(A block of data)
[Start]

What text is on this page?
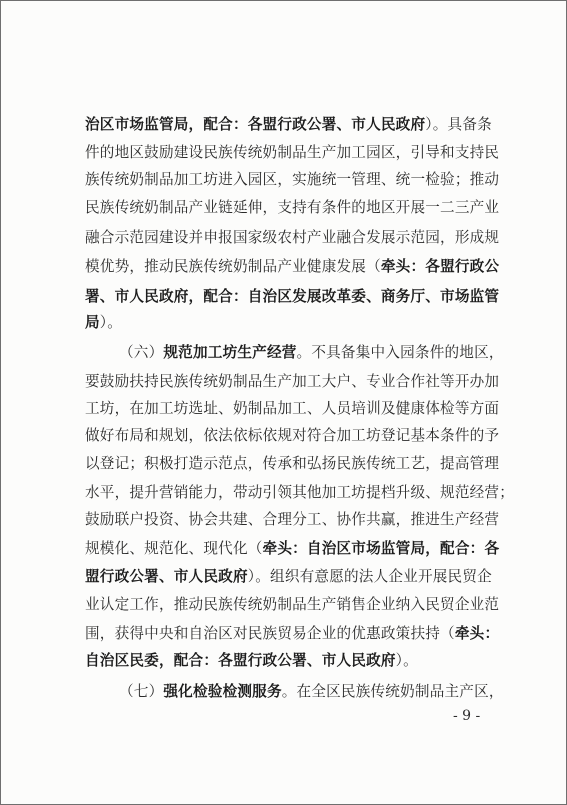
治区市场监管局，配合：各盟行政公署、市人民政府）。具备条
件的地区鼓励建设民族传统奶制品生产加工园区，引导和支持民
族传统奶制品加工坊进入园区，实施统一管理、统一检验；推动
民族传统奶制品产业链延伸，支持有条件的地区开展一二三产业
融合示范园建设并申报国家级农村产业融合发展示范园，形成规
模优势，推动民族传统奶制品产业健康发展（牵头：各盟行政公
署、市人民政府，配合：自治区发展改革委、商务厅、市场监管
局）。
（六）规范加工坊生产经营。不具备集中入园条件的地区，
要鼓励扶持民族传统奶制品生产加工大户、专业合作社等开办加
工坊，在加工坊选址、奶制品加工、人员培训及健康体检等方面
做好布局和规划，依法依标依规对符合加工坊登记基本条件的予
以登记；积极打造示范点，传承和弘扬民族传统工艺，提高管理
水平，提升营销能力，带动引领其他加工坊提档升级、规范经营；
鼓励联户投资、协会共建、合理分工、协作共赢，推进生产经营
规模化、规范化、现代化（牵头：自治区市场监管局，配合：各
盟行政公署、市人民政府）。组织有意愿的法人企业开展民贸企
业认定工作，推动民族传统奶制品生产销售企业纳入民贸企业范
围，获得中央和自治区对民族贸易企业的优惠政策扶持（牵头：
自治区民委，配合：各盟行政公署、市人民政府）。
（七）强化检验检测服务。在全区民族传统奶制品主产区，
- 9 -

[End]

Can you repeat every record above exactly, apart from the pictures?

What text is on this page?
治区市场监管局，配合：各盟行政公署、市人民政府）。具备条
件的地区鼓励建设民族传统奶制品生产加工园区，引导和支持民
族传统奶制品加工坊进入园区，实施统一管理、统一检验；推动
民族传统奶制品产业链延伸，支持有条件的地区开展一二三产业
融合示范园建设并申报国家级农村产业融合发展示范园，形成规
模优势，推动民族传统奶制品产业健康发展（牵头：各盟行政公
署、市人民政府，配合：自治区发展改革委、商务厅、市场监管
局）。
（六）规范加工坊生产经营。不具备集中入园条件的地区，
要鼓励扶持民族传统奶制品生产加工大户、专业合作社等开办加
工坊，在加工坊选址、奶制品加工、人员培训及健康体检等方面
做好布局和规划，依法依标依规对符合加工坊登记基本条件的予
以登记；积极打造示范点，传承和弘扬民族传统工艺，提高管理
水平，提升营销能力，带动引领其他加工坊提档升级、规范经营；
鼓励联户投资、协会共建、合理分工、协作共赢，推进生产经营
规模化、规范化、现代化（牵头：自治区市场监管局，配合：各
盟行政公署、市人民政府）。组织有意愿的法人企业开展民贸企
业认定工作，推动民族传统奶制品生产销售企业纳入民贸企业范
围，获得中央和自治区对民族贸易企业的优惠政策扶持（牵头：
自治区民委，配合：各盟行政公署、市人民政府）。
（七）强化检验检测服务。在全区民族传统奶制品主产区，
- 9 -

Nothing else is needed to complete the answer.